**Problem to work on**
Each line that holds the word "data" counts once; give the total for the records below and nothing else.

START Records provided

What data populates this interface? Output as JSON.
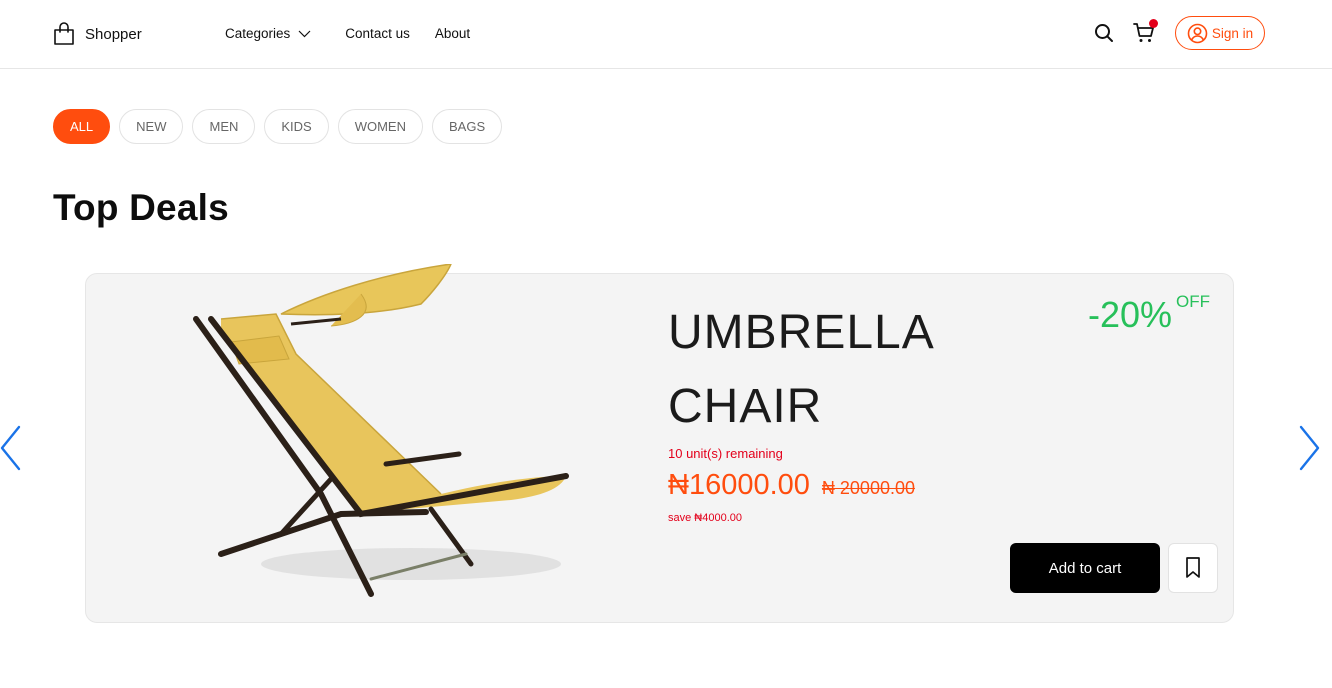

END Records provided
START Records provided

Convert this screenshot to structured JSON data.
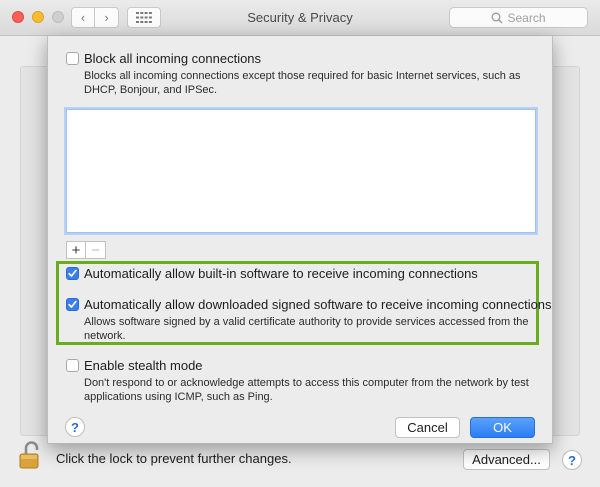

END Records provided
START Records provided

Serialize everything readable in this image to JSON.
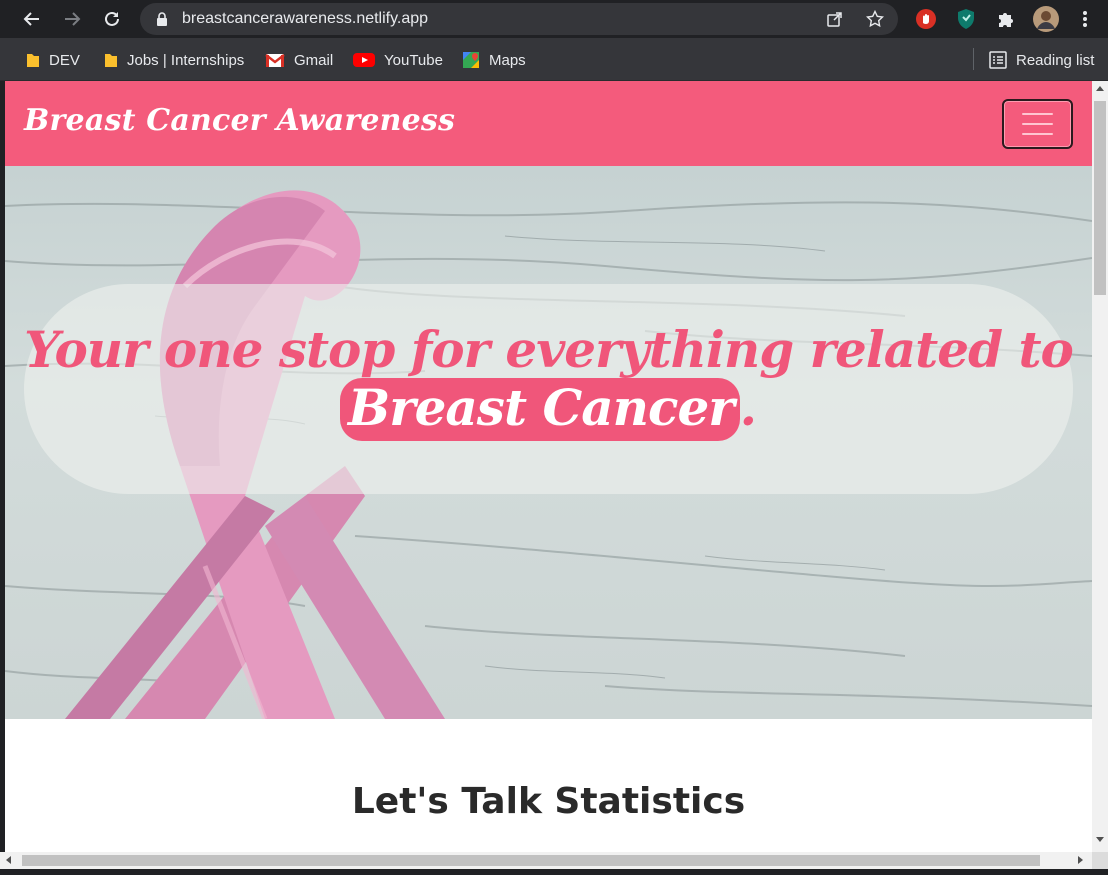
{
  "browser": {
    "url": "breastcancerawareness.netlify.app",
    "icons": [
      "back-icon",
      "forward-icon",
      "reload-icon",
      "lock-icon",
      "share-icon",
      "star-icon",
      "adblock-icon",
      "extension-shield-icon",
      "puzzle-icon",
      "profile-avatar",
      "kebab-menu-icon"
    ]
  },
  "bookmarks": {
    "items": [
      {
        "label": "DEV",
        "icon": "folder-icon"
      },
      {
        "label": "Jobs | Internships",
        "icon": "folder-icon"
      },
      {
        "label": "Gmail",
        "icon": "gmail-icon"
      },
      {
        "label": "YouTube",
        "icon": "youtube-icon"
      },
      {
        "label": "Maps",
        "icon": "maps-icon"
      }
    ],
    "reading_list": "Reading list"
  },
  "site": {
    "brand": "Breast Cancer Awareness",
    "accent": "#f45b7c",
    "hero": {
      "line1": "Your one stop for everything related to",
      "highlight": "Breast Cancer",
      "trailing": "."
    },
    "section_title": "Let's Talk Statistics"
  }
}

END Records provided

**Task response**
2